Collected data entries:
** Start **

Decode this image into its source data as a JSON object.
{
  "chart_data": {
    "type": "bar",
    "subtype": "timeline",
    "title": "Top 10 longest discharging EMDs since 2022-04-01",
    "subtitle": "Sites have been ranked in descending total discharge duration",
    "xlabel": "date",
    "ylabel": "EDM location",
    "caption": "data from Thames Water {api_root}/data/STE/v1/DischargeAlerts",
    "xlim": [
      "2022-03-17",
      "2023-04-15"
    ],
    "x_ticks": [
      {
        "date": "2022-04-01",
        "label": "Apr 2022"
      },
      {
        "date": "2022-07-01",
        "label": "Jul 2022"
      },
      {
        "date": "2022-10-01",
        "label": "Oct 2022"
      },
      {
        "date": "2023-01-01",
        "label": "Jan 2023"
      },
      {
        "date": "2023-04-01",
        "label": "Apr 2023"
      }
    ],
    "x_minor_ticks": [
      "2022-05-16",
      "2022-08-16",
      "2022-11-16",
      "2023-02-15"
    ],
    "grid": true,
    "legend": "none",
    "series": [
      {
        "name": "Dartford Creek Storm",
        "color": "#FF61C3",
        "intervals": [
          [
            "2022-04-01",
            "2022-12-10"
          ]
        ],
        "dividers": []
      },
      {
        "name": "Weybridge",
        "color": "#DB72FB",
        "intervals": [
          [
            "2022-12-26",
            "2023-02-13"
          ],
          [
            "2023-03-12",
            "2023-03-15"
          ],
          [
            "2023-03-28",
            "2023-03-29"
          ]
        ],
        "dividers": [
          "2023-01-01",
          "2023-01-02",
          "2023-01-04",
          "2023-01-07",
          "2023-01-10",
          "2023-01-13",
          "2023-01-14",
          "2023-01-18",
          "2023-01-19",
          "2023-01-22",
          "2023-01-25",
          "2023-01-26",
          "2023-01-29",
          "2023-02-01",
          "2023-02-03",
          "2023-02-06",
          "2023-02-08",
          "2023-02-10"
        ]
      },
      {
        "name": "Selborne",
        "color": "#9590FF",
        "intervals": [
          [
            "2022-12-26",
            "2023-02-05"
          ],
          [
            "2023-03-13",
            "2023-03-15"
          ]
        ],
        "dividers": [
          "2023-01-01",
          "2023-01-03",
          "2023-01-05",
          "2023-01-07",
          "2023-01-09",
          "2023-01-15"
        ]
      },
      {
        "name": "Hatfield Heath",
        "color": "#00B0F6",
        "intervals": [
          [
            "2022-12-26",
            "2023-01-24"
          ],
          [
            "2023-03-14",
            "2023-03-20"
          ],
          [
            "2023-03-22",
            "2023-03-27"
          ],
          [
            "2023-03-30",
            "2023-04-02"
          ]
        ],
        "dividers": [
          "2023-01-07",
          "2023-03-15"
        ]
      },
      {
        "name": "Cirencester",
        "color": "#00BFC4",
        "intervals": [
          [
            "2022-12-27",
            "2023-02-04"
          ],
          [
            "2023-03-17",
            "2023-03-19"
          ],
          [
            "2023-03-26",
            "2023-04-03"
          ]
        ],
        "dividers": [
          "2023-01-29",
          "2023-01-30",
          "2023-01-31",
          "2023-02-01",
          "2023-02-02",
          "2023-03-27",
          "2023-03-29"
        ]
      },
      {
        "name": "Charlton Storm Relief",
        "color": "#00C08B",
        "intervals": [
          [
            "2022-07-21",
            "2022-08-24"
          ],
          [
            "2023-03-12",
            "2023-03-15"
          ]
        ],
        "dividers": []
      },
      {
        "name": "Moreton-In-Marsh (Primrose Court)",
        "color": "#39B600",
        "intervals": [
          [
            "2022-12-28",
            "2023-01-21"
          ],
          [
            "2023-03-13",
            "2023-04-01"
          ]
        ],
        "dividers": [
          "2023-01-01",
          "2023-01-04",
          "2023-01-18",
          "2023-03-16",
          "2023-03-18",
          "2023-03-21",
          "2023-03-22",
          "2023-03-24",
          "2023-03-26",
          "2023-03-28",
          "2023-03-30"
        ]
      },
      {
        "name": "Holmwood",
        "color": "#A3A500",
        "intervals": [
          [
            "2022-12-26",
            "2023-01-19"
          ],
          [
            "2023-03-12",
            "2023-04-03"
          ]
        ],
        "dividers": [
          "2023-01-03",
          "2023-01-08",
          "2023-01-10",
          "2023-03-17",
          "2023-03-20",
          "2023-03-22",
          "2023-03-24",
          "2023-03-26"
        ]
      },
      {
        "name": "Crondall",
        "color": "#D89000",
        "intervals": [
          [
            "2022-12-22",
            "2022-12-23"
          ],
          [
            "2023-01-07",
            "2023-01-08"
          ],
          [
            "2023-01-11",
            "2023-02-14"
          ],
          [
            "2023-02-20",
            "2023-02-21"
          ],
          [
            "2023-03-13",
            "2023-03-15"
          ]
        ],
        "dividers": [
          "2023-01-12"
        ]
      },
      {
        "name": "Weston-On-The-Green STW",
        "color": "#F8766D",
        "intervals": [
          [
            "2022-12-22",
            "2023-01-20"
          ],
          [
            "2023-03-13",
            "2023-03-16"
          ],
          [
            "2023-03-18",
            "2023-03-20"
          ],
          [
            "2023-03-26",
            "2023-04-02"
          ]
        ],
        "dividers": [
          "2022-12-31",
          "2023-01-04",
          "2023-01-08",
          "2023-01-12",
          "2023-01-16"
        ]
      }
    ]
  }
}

** End **

*EXERCISE DIRECTIONS*. Extract the full listing above without altering anything.

*THE SOLUTION*.
Decode this image into its source data as a JSON object.
{
  "chart_data": {
    "type": "bar",
    "subtype": "timeline",
    "title": "Top 10 longest discharging EMDs since 2022-04-01",
    "subtitle": "Sites have been ranked in descending total discharge duration",
    "xlabel": "date",
    "ylabel": "EDM location",
    "caption": "data from Thames Water {api_root}/data/STE/v1/DischargeAlerts",
    "xlim": [
      "2022-03-17",
      "2023-04-15"
    ],
    "x_ticks": [
      {
        "date": "2022-04-01",
        "label": "Apr 2022"
      },
      {
        "date": "2022-07-01",
        "label": "Jul 2022"
      },
      {
        "date": "2022-10-01",
        "label": "Oct 2022"
      },
      {
        "date": "2023-01-01",
        "label": "Jan 2023"
      },
      {
        "date": "2023-04-01",
        "label": "Apr 2023"
      }
    ],
    "x_minor_ticks": [
      "2022-05-16",
      "2022-08-16",
      "2022-11-16",
      "2023-02-15"
    ],
    "grid": true,
    "legend": "none",
    "series": [
      {
        "name": "Dartford Creek Storm",
        "color": "#FF61C3",
        "intervals": [
          [
            "2022-04-01",
            "2022-12-10"
          ]
        ],
        "dividers": []
      },
      {
        "name": "Weybridge",
        "color": "#DB72FB",
        "intervals": [
          [
            "2022-12-26",
            "2023-02-13"
          ],
          [
            "2023-03-12",
            "2023-03-15"
          ],
          [
            "2023-03-28",
            "2023-03-29"
          ]
        ],
        "dividers": [
          "2023-01-01",
          "2023-01-02",
          "2023-01-04",
          "2023-01-07",
          "2023-01-10",
          "2023-01-13",
          "2023-01-14",
          "2023-01-18",
          "2023-01-19",
          "2023-01-22",
          "2023-01-25",
          "2023-01-26",
          "2023-01-29",
          "2023-02-01",
          "2023-02-03",
          "2023-02-06",
          "2023-02-08",
          "2023-02-10"
        ]
      },
      {
        "name": "Selborne",
        "color": "#9590FF",
        "intervals": [
          [
            "2022-12-26",
            "2023-02-05"
          ],
          [
            "2023-03-13",
            "2023-03-15"
          ]
        ],
        "dividers": [
          "2023-01-01",
          "2023-01-03",
          "2023-01-05",
          "2023-01-07",
          "2023-01-09",
          "2023-01-15"
        ]
      },
      {
        "name": "Hatfield Heath",
        "color": "#00B0F6",
        "intervals": [
          [
            "2022-12-26",
            "2023-01-24"
          ],
          [
            "2023-03-14",
            "2023-03-20"
          ],
          [
            "2023-03-22",
            "2023-03-27"
          ],
          [
            "2023-03-30",
            "2023-04-02"
          ]
        ],
        "dividers": [
          "2023-01-07",
          "2023-03-15"
        ]
      },
      {
        "name": "Cirencester",
        "color": "#00BFC4",
        "intervals": [
          [
            "2022-12-27",
            "2023-02-04"
          ],
          [
            "2023-03-17",
            "2023-03-19"
          ],
          [
            "2023-03-26",
            "2023-04-03"
          ]
        ],
        "dividers": [
          "2023-01-29",
          "2023-01-30",
          "2023-01-31",
          "2023-02-01",
          "2023-02-02",
          "2023-03-27",
          "2023-03-29"
        ]
      },
      {
        "name": "Charlton Storm Relief",
        "color": "#00C08B",
        "intervals": [
          [
            "2022-07-21",
            "2022-08-24"
          ],
          [
            "2023-03-12",
            "2023-03-15"
          ]
        ],
        "dividers": []
      },
      {
        "name": "Moreton-In-Marsh (Primrose Court)",
        "color": "#39B600",
        "intervals": [
          [
            "2022-12-28",
            "2023-01-21"
          ],
          [
            "2023-03-13",
            "2023-04-01"
          ]
        ],
        "dividers": [
          "2023-01-01",
          "2023-01-04",
          "2023-01-18",
          "2023-03-16",
          "2023-03-18",
          "2023-03-21",
          "2023-03-22",
          "2023-03-24",
          "2023-03-26",
          "2023-03-28",
          "2023-03-30"
        ]
      },
      {
        "name": "Holmwood",
        "color": "#A3A500",
        "intervals": [
          [
            "2022-12-26",
            "2023-01-19"
          ],
          [
            "2023-03-12",
            "2023-04-03"
          ]
        ],
        "dividers": [
          "2023-01-03",
          "2023-01-08",
          "2023-01-10",
          "2023-03-17",
          "2023-03-20",
          "2023-03-22",
          "2023-03-24",
          "2023-03-26"
        ]
      },
      {
        "name": "Crondall",
        "color": "#D89000",
        "intervals": [
          [
            "2022-12-22",
            "2022-12-23"
          ],
          [
            "2023-01-07",
            "2023-01-08"
          ],
          [
            "2023-01-11",
            "2023-02-14"
          ],
          [
            "2023-02-20",
            "2023-02-21"
          ],
          [
            "2023-03-13",
            "2023-03-15"
          ]
        ],
        "dividers": [
          "2023-01-12"
        ]
      },
      {
        "name": "Weston-On-The-Green STW",
        "color": "#F8766D",
        "intervals": [
          [
            "2022-12-22",
            "2023-01-20"
          ],
          [
            "2023-03-13",
            "2023-03-16"
          ],
          [
            "2023-03-18",
            "2023-03-20"
          ],
          [
            "2023-03-26",
            "2023-04-02"
          ]
        ],
        "dividers": [
          "2022-12-31",
          "2023-01-04",
          "2023-01-08",
          "2023-01-12",
          "2023-01-16"
        ]
      }
    ]
  }
}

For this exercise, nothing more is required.